What is expected:
Print the data exactly as it is given, please.

Data to use:

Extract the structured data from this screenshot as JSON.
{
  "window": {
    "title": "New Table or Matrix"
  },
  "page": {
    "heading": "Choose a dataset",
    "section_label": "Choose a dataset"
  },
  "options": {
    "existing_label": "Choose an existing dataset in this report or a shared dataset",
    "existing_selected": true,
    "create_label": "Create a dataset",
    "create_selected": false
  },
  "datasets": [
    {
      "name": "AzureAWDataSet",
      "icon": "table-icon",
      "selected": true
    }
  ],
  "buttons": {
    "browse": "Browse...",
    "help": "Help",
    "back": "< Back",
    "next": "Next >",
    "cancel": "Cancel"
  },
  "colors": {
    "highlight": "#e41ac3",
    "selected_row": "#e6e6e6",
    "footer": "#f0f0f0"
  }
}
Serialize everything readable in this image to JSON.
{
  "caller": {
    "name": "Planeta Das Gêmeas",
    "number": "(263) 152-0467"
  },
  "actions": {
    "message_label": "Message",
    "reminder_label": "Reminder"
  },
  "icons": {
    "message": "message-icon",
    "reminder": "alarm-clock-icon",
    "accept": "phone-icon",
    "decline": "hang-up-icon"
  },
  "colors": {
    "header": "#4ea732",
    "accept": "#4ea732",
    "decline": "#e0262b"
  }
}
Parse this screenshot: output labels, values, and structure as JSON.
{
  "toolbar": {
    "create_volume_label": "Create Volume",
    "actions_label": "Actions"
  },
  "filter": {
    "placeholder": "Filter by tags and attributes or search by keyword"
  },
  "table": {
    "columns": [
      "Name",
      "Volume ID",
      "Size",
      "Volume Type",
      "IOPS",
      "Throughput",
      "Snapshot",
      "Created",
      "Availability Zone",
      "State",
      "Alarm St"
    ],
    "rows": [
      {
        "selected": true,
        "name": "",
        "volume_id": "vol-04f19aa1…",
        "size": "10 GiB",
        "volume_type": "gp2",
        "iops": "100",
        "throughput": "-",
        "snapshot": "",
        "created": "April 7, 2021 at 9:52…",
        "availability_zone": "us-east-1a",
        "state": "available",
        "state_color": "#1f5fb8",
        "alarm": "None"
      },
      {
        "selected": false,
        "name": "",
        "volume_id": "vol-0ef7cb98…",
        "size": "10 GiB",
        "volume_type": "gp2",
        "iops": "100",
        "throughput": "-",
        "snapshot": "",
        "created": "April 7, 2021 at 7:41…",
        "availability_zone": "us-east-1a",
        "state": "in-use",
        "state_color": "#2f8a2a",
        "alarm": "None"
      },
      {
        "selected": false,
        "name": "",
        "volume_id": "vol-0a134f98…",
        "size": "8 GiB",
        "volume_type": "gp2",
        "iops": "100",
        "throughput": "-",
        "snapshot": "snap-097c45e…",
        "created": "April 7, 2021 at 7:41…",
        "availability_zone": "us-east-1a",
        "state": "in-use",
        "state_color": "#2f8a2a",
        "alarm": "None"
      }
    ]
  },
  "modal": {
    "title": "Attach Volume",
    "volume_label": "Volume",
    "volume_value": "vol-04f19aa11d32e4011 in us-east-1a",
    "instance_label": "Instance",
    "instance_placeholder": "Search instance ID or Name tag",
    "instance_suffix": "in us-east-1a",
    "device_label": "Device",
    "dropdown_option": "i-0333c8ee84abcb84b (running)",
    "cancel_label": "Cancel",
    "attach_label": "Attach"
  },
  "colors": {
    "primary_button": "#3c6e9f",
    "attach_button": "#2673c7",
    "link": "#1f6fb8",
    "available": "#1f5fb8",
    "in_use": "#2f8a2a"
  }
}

Solution for this task:
Extract the structured data from this screenshot as JSON.
{
  "window": {
    "title": "New Table or Matrix"
  },
  "page": {
    "heading": "Choose a dataset",
    "section_label": "Choose a dataset"
  },
  "options": {
    "existing_label": "Choose an existing dataset in this report or a shared dataset",
    "existing_selected": true,
    "create_label": "Create a dataset",
    "create_selected": false
  },
  "datasets": [
    {
      "name": "AzureAWDataSet",
      "icon": "table-icon",
      "selected": true
    }
  ],
  "buttons": {
    "browse": "Browse...",
    "help": "Help",
    "back": "< Back",
    "next": "Next >",
    "cancel": "Cancel"
  },
  "colors": {
    "highlight": "#e41ac3",
    "selected_row": "#e6e6e6",
    "footer": "#f0f0f0"
  }
}
Serialize everything readable in this image to JSON.
{
  "caller": {
    "name": "Planeta Das Gêmeas",
    "number": "(263) 152-0467"
  },
  "actions": {
    "message_label": "Message",
    "reminder_label": "Reminder"
  },
  "icons": {
    "message": "message-icon",
    "reminder": "alarm-clock-icon",
    "accept": "phone-icon",
    "decline": "hang-up-icon"
  },
  "colors": {
    "header": "#4ea732",
    "accept": "#4ea732",
    "decline": "#e0262b"
  }
}
Parse this screenshot: output labels, values, and structure as JSON.
{
  "toolbar": {
    "create_volume_label": "Create Volume",
    "actions_label": "Actions"
  },
  "filter": {
    "placeholder": "Filter by tags and attributes or search by keyword"
  },
  "table": {
    "columns": [
      "Name",
      "Volume ID",
      "Size",
      "Volume Type",
      "IOPS",
      "Throughput",
      "Snapshot",
      "Created",
      "Availability Zone",
      "State",
      "Alarm St"
    ],
    "rows": [
      {
        "selected": true,
        "name": "",
        "volume_id": "vol-04f19aa1…",
        "size": "10 GiB",
        "volume_type": "gp2",
        "iops": "100",
        "throughput": "-",
        "snapshot": "",
        "created": "April 7, 2021 at 9:52…",
        "availability_zone": "us-east-1a",
        "state": "available",
        "state_color": "#1f5fb8",
        "alarm": "None"
      },
      {
        "selected": false,
        "name": "",
        "volume_id": "vol-0ef7cb98…",
        "size": "10 GiB",
        "volume_type": "gp2",
        "iops": "100",
        "throughput": "-",
        "snapshot": "",
        "created": "April 7, 2021 at 7:41…",
        "availability_zone": "us-east-1a",
        "state": "in-use",
        "state_color": "#2f8a2a",
        "alarm": "None"
      },
      {
        "selected": false,
        "name": "",
        "volume_id": "vol-0a134f98…",
        "size": "8 GiB",
        "volume_type": "gp2",
        "iops": "100",
        "throughput": "-",
        "snapshot": "snap-097c45e…",
        "created": "April 7, 2021 at 7:41…",
        "availability_zone": "us-east-1a",
        "state": "in-use",
        "state_color": "#2f8a2a",
        "alarm": "None"
      }
    ]
  },
  "modal": {
    "title": "Attach Volume",
    "volume_label": "Volume",
    "volume_value": "vol-04f19aa11d32e4011 in us-east-1a",
    "instance_label": "Instance",
    "instance_placeholder": "Search instance ID or Name tag",
    "instance_suffix": "in us-east-1a",
    "device_label": "Device",
    "dropdown_option": "i-0333c8ee84abcb84b (running)",
    "cancel_label": "Cancel",
    "attach_label": "Attach"
  },
  "colors": {
    "primary_button": "#3c6e9f",
    "attach_button": "#2673c7",
    "link": "#1f6fb8",
    "available": "#1f5fb8",
    "in_use": "#2f8a2a"
  }
}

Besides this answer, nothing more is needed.